## Short problem
Gather each line of the records that contains the string "days". Only matches with the same capitalization count.
======== Source data ========
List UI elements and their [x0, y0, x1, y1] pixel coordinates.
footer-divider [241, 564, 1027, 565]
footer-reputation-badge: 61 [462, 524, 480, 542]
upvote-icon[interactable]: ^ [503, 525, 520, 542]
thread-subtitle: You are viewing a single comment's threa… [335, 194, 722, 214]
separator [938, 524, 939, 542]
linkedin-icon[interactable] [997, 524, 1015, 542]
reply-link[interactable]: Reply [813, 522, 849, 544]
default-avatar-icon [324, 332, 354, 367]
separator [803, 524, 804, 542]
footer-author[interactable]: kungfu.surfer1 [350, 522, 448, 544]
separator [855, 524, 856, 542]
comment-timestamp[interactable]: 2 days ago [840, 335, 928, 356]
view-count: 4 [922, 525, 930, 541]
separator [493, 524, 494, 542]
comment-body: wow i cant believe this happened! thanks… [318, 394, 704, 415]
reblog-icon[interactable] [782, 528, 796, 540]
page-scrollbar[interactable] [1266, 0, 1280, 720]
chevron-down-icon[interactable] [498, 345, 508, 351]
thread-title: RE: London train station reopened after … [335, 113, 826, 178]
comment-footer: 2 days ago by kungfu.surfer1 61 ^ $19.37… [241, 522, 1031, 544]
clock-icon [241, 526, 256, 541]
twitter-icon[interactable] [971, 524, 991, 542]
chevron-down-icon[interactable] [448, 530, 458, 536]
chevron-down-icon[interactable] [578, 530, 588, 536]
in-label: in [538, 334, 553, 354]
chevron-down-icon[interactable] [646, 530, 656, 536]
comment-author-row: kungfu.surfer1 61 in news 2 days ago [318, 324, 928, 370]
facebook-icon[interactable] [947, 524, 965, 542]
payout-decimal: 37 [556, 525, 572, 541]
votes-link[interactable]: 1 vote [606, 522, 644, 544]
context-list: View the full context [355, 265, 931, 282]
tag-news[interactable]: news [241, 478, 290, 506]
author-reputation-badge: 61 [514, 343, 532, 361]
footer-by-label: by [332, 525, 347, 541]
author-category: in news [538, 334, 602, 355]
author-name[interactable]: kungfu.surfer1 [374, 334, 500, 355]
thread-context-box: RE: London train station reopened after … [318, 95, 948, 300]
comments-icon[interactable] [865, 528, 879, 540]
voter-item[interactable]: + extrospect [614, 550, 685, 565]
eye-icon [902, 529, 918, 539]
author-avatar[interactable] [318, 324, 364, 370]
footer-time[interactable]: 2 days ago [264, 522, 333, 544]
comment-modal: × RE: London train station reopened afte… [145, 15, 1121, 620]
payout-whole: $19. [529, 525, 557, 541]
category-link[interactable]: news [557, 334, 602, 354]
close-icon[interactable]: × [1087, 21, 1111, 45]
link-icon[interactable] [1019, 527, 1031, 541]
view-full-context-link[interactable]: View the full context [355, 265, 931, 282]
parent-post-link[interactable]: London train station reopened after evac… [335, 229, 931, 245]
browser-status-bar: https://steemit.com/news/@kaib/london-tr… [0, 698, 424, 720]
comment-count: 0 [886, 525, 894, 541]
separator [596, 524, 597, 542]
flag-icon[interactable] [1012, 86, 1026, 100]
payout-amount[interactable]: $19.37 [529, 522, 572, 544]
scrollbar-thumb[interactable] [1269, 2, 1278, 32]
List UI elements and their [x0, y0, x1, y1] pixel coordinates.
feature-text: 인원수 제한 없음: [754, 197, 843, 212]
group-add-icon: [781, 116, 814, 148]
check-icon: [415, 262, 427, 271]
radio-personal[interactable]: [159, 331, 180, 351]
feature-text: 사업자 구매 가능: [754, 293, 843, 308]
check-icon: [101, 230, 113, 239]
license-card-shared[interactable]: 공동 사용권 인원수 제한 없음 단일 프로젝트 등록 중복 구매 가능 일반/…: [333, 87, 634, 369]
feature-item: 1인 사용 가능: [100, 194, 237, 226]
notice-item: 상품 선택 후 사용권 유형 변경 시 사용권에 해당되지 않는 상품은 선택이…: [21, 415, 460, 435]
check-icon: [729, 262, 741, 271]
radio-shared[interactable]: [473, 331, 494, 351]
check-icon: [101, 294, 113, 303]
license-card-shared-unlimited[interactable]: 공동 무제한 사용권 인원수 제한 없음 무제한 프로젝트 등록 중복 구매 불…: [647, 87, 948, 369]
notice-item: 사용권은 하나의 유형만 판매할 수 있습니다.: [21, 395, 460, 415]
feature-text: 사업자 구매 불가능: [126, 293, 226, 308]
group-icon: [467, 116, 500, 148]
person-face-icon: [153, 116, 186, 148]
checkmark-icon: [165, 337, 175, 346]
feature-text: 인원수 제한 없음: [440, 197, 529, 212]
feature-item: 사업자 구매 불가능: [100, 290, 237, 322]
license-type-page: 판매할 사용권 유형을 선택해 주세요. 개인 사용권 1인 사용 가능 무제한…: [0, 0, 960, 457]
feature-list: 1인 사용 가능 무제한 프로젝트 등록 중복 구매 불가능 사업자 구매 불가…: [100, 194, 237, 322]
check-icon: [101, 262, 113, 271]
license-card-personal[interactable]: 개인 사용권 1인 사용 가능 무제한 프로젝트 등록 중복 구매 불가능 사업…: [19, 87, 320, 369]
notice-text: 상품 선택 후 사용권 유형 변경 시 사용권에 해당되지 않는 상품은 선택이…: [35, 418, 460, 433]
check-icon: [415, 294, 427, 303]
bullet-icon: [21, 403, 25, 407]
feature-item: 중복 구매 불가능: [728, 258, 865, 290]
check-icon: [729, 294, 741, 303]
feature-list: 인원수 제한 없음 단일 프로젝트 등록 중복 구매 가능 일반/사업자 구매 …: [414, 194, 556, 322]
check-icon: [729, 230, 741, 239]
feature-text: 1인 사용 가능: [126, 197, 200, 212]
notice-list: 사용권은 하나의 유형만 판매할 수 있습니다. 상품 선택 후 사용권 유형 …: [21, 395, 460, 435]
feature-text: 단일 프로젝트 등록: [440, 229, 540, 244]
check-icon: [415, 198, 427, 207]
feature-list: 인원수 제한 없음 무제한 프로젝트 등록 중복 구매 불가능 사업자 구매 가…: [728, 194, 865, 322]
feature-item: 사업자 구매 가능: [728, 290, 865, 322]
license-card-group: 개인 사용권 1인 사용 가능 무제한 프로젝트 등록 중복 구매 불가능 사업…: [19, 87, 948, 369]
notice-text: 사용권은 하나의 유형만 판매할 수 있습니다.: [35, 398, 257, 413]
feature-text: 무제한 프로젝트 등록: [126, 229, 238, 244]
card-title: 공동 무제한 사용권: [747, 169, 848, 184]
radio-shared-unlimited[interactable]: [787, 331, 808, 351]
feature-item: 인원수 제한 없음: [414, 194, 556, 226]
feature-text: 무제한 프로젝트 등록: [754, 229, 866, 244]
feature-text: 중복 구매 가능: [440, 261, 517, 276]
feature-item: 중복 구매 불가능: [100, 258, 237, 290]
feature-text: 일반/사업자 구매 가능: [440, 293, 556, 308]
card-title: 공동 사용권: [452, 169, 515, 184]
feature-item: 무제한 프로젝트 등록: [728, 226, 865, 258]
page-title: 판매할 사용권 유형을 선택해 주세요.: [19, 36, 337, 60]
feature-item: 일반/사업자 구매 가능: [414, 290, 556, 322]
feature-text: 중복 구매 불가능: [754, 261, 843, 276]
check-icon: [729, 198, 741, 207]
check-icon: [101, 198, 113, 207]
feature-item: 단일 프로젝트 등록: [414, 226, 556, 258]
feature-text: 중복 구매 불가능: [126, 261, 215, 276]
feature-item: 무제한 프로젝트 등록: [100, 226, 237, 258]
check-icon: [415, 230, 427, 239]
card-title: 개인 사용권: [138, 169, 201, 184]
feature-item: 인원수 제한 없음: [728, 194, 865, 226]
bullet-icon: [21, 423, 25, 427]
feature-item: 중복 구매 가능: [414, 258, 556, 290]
========
## Answer to the problem
comment-timestamp[interactable]: 2 days ago [840, 335, 928, 356]
comment-footer: 2 days ago by kungfu.surfer1 61 ^ $19.37… [241, 522, 1031, 544]
comment-author-row: kungfu.surfer1 61 in news 2 days ago [318, 324, 928, 370]
footer-time[interactable]: 2 days ago [264, 522, 333, 544]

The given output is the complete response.